**SET EXERCISE:**
Give the entries again exactly, every one of them.

[Items listed in a dataset]
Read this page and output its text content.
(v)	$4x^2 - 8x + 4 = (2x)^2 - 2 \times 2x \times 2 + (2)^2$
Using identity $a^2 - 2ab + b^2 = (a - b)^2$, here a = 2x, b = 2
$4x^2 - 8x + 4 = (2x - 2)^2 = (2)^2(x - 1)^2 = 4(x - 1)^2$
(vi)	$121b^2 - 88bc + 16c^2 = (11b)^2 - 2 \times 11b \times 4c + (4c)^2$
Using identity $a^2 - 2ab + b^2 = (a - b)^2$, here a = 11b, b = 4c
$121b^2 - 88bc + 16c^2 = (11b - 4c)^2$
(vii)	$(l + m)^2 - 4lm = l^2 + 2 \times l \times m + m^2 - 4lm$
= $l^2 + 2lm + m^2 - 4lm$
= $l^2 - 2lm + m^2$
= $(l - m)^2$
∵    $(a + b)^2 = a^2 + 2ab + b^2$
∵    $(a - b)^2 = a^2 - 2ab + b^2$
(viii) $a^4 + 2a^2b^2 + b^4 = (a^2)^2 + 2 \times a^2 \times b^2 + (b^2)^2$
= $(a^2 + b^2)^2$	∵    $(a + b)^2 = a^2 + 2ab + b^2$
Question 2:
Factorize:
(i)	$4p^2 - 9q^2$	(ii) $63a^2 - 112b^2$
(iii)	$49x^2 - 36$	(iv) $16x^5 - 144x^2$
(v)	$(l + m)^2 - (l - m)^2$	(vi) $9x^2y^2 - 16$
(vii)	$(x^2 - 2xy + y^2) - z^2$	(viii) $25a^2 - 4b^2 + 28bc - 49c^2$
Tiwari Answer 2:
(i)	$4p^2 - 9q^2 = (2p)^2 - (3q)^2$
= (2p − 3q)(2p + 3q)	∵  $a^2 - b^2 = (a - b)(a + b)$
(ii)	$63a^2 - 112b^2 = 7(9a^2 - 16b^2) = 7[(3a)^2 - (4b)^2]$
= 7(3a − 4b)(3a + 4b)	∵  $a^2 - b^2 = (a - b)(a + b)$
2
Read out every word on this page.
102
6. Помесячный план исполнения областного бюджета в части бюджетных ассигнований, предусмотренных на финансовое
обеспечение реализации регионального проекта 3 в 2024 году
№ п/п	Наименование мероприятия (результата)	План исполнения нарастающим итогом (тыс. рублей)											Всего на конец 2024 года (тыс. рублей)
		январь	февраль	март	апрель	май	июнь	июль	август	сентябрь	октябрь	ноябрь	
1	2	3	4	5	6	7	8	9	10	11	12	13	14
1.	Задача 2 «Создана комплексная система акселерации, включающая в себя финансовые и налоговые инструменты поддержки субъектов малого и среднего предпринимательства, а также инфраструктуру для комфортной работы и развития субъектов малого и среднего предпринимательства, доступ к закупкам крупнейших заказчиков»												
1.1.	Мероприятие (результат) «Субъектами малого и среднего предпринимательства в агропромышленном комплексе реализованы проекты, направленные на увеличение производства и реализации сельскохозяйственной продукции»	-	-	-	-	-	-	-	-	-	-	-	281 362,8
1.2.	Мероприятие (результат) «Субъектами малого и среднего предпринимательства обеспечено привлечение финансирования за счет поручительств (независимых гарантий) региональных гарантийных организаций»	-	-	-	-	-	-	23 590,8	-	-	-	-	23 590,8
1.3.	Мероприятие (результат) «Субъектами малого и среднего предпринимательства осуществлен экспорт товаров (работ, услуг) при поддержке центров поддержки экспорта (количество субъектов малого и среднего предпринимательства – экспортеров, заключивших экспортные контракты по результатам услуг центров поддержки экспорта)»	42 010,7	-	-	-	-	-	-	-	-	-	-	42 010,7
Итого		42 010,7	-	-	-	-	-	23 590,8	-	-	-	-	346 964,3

**COMPLETED TASK:**
Read this page and output its text content.
(v)	$4x^2 - 8x + 4 = (2x)^2 - 2 \times 2x \times 2 + (2)^2$
Using identity $a^2 - 2ab + b^2 = (a - b)^2$, here a = 2x, b = 2
$4x^2 - 8x + 4 = (2x - 2)^2 = (2)^2(x - 1)^2 = 4(x - 1)^2$
(vi)	$121b^2 - 88bc + 16c^2 = (11b)^2 - 2 \times 11b \times 4c + (4c)^2$
Using identity $a^2 - 2ab + b^2 = (a - b)^2$, here a = 11b, b = 4c
$121b^2 - 88bc + 16c^2 = (11b - 4c)^2$
(vii)	$(l + m)^2 - 4lm = l^2 + 2 \times l \times m + m^2 - 4lm$
= $l^2 + 2lm + m^2 - 4lm$
= $l^2 - 2lm + m^2$
= $(l - m)^2$
∵    $(a + b)^2 = a^2 + 2ab + b^2$
∵    $(a - b)^2 = a^2 - 2ab + b^2$
(viii) $a^4 + 2a^2b^2 + b^4 = (a^2)^2 + 2 \times a^2 \times b^2 + (b^2)^2$
= $(a^2 + b^2)^2$	∵    $(a + b)^2 = a^2 + 2ab + b^2$
Question 2:
Factorize:
(i)	$4p^2 - 9q^2$	(ii) $63a^2 - 112b^2$
(iii)	$49x^2 - 36$	(iv) $16x^5 - 144x^2$
(v)	$(l + m)^2 - (l - m)^2$	(vi) $9x^2y^2 - 16$
(vii)	$(x^2 - 2xy + y^2) - z^2$	(viii) $25a^2 - 4b^2 + 28bc - 49c^2$
Tiwari Answer 2:
(i)	$4p^2 - 9q^2 = (2p)^2 - (3q)^2$
= (2p − 3q)(2p + 3q)	∵  $a^2 - b^2 = (a - b)(a + b)$
(ii)	$63a^2 - 112b^2 = 7(9a^2 - 16b^2) = 7[(3a)^2 - (4b)^2]$
= 7(3a − 4b)(3a + 4b)	∵  $a^2 - b^2 = (a - b)(a + b)$
2
Read out every word on this page.
102
6. Помесячный план исполнения областного бюджета в части бюджетных ассигнований, предусмотренных на финансовое
обеспечение реализации регионального проекта 3 в 2024 году
№ п/п	Наименование мероприятия (результата)	План исполнения нарастающим итогом (тыс. рублей)											Всего на конец 2024 года (тыс. рублей)
		январь	февраль	март	апрель	май	июнь	июль	август	сентябрь	октябрь	ноябрь	
1	2	3	4	5	6	7	8	9	10	11	12	13	14
1.	Задача 2 «Создана комплексная система акселерации, включающая в себя финансовые и налоговые инструменты поддержки субъектов малого и среднего предпринимательства, а также инфраструктуру для комфортной работы и развития субъектов малого и среднего предпринимательства, доступ к закупкам крупнейших заказчиков»												
1.1.	Мероприятие (результат) «Субъектами малого и среднего предпринимательства в агропромышленном комплексе реализованы проекты, направленные на увеличение производства и реализации сельскохозяйственной продукции»	-	-	-	-	-	-	-	-	-	-	-	281 362,8
1.2.	Мероприятие (результат) «Субъектами малого и среднего предпринимательства обеспечено привлечение финансирования за счет поручительств (независимых гарантий) региональных гарантийных организаций»	-	-	-	-	-	-	23 590,8	-	-	-	-	23 590,8
1.3.	Мероприятие (результат) «Субъектами малого и среднего предпринимательства осуществлен экспорт товаров (работ, услуг) при поддержке центров поддержки экспорта (количество субъектов малого и среднего предпринимательства – экспортеров, заключивших экспортные контракты по результатам услуг центров поддержки экспорта)»	42 010,7	-	-	-	-	-	-	-	-	-	-	42 010,7
Итого		42 010,7	-	-	-	-	-	23 590,8	-	-	-	-	346 964,3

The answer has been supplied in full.